### RECORDS SHOWN

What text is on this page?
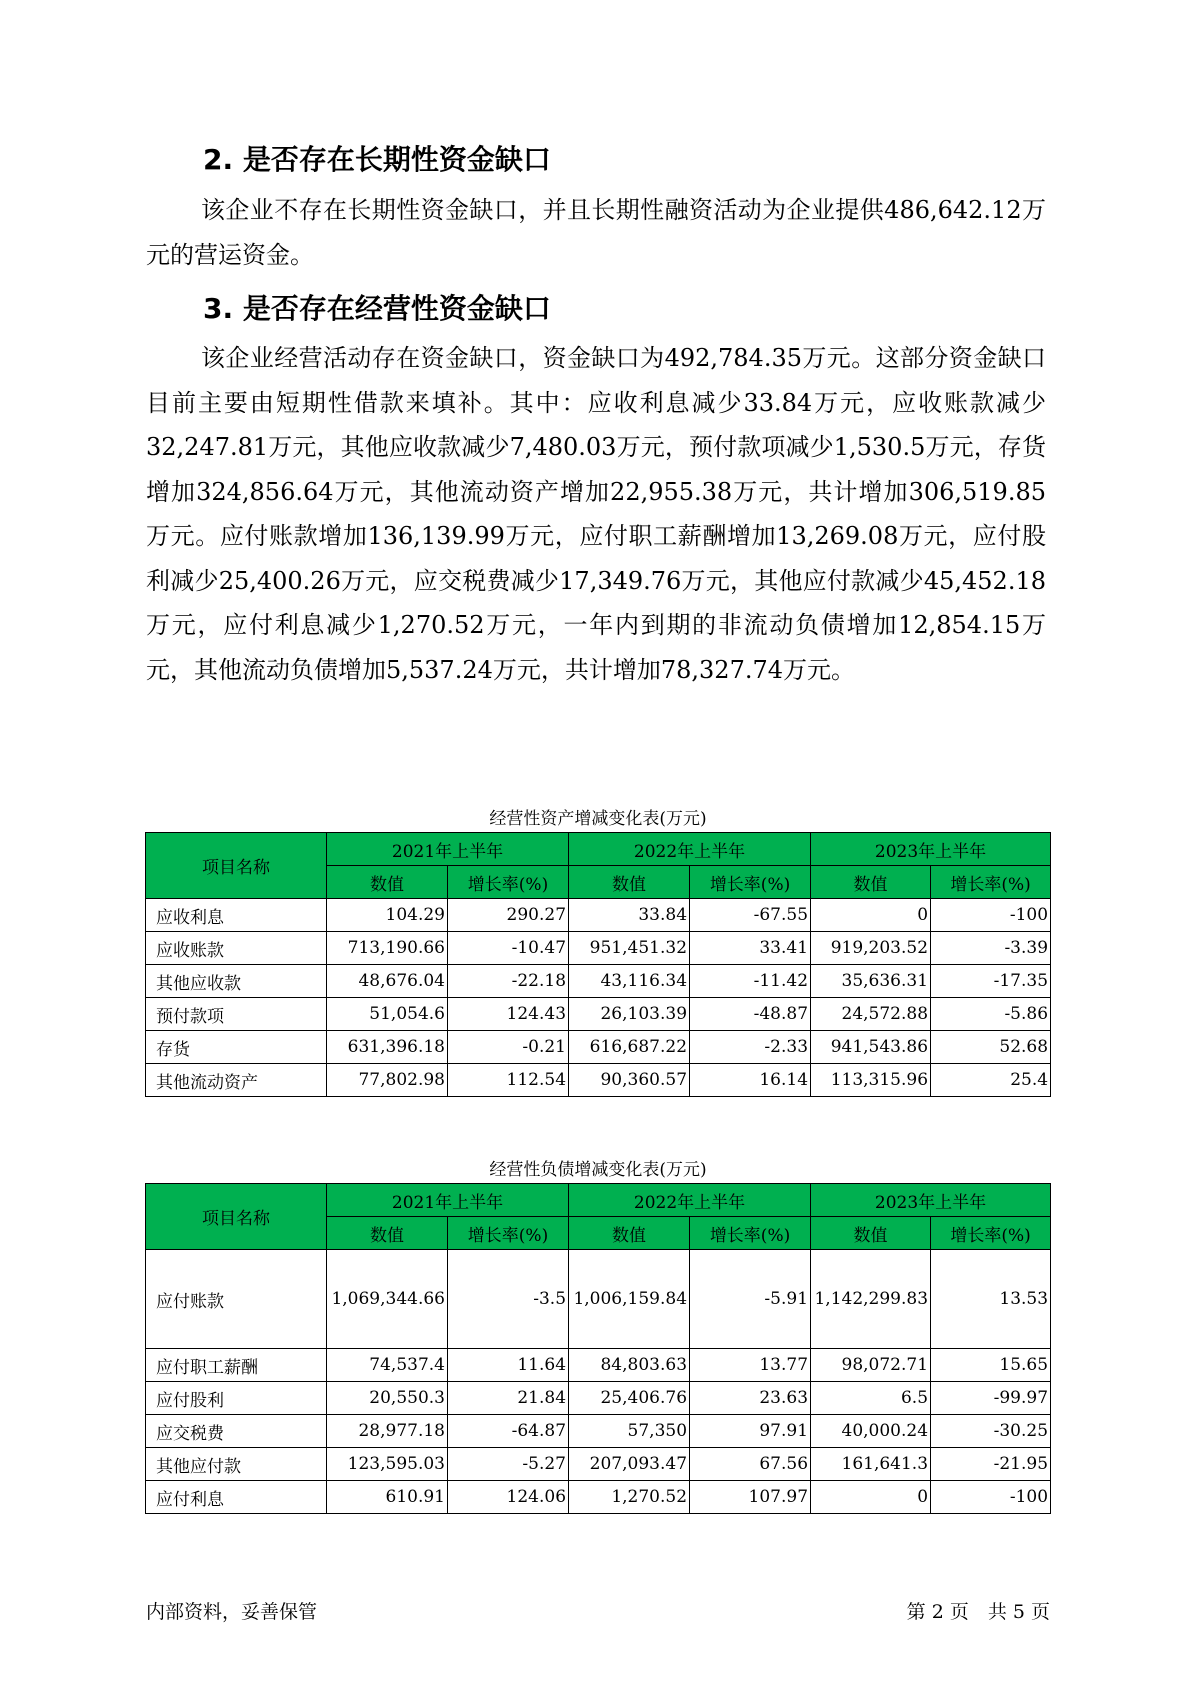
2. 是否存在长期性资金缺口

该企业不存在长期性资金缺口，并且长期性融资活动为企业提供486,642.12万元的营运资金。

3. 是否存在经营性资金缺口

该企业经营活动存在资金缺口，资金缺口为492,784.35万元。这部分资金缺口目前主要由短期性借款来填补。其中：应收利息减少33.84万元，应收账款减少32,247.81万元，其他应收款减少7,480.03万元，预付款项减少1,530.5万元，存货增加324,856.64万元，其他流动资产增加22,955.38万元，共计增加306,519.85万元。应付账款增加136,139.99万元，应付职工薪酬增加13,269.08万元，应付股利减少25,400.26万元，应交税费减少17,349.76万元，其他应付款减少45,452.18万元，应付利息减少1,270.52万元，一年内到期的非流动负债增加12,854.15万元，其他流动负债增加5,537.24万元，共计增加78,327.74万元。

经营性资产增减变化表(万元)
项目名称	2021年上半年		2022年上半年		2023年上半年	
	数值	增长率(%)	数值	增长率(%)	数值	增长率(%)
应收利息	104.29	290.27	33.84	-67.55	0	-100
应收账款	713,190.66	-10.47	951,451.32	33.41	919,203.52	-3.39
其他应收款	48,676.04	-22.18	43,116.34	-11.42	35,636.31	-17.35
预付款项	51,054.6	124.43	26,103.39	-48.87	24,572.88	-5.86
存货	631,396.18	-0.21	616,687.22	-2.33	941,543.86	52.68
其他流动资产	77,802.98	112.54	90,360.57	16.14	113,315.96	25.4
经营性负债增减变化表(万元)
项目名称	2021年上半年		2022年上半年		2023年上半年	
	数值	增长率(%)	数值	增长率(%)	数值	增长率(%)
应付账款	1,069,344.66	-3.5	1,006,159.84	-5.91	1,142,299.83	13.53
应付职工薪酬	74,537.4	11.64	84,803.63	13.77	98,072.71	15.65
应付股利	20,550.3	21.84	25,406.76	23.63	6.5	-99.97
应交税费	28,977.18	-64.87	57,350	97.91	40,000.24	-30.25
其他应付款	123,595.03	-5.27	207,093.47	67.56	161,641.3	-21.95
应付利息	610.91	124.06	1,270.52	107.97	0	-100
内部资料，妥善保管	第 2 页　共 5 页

### GIVEN TASK
Print out the material word for word, omitting the pictures.

### TASK RESULT
What text is on this page?
2. 是否存在长期性资金缺口

该企业不存在长期性资金缺口，并且长期性融资活动为企业提供486,642.12万元的营运资金。

3. 是否存在经营性资金缺口

该企业经营活动存在资金缺口，资金缺口为492,784.35万元。这部分资金缺口目前主要由短期性借款来填补。其中：应收利息减少33.84万元，应收账款减少32,247.81万元，其他应收款减少7,480.03万元，预付款项减少1,530.5万元，存货增加324,856.64万元，其他流动资产增加22,955.38万元，共计增加306,519.85万元。应付账款增加136,139.99万元，应付职工薪酬增加13,269.08万元，应付股利减少25,400.26万元，应交税费减少17,349.76万元，其他应付款减少45,452.18万元，应付利息减少1,270.52万元，一年内到期的非流动负债增加12,854.15万元，其他流动负债增加5,537.24万元，共计增加78,327.74万元。

经营性资产增减变化表(万元)
项目名称	2021年上半年		2022年上半年		2023年上半年	
	数值	增长率(%)	数值	增长率(%)	数值	增长率(%)
应收利息	104.29	290.27	33.84	-67.55	0	-100
应收账款	713,190.66	-10.47	951,451.32	33.41	919,203.52	-3.39
其他应收款	48,676.04	-22.18	43,116.34	-11.42	35,636.31	-17.35
预付款项	51,054.6	124.43	26,103.39	-48.87	24,572.88	-5.86
存货	631,396.18	-0.21	616,687.22	-2.33	941,543.86	52.68
其他流动资产	77,802.98	112.54	90,360.57	16.14	113,315.96	25.4
经营性负债增减变化表(万元)
项目名称	2021年上半年		2022年上半年		2023年上半年	
	数值	增长率(%)	数值	增长率(%)	数值	增长率(%)
应付账款	1,069,344.66	-3.5	1,006,159.84	-5.91	1,142,299.83	13.53
应付职工薪酬	74,537.4	11.64	84,803.63	13.77	98,072.71	15.65
应付股利	20,550.3	21.84	25,406.76	23.63	6.5	-99.97
应交税费	28,977.18	-64.87	57,350	97.91	40,000.24	-30.25
其他应付款	123,595.03	-5.27	207,093.47	67.56	161,641.3	-21.95
应付利息	610.91	124.06	1,270.52	107.97	0	-100
内部资料，妥善保管	第 2 页　共 5 页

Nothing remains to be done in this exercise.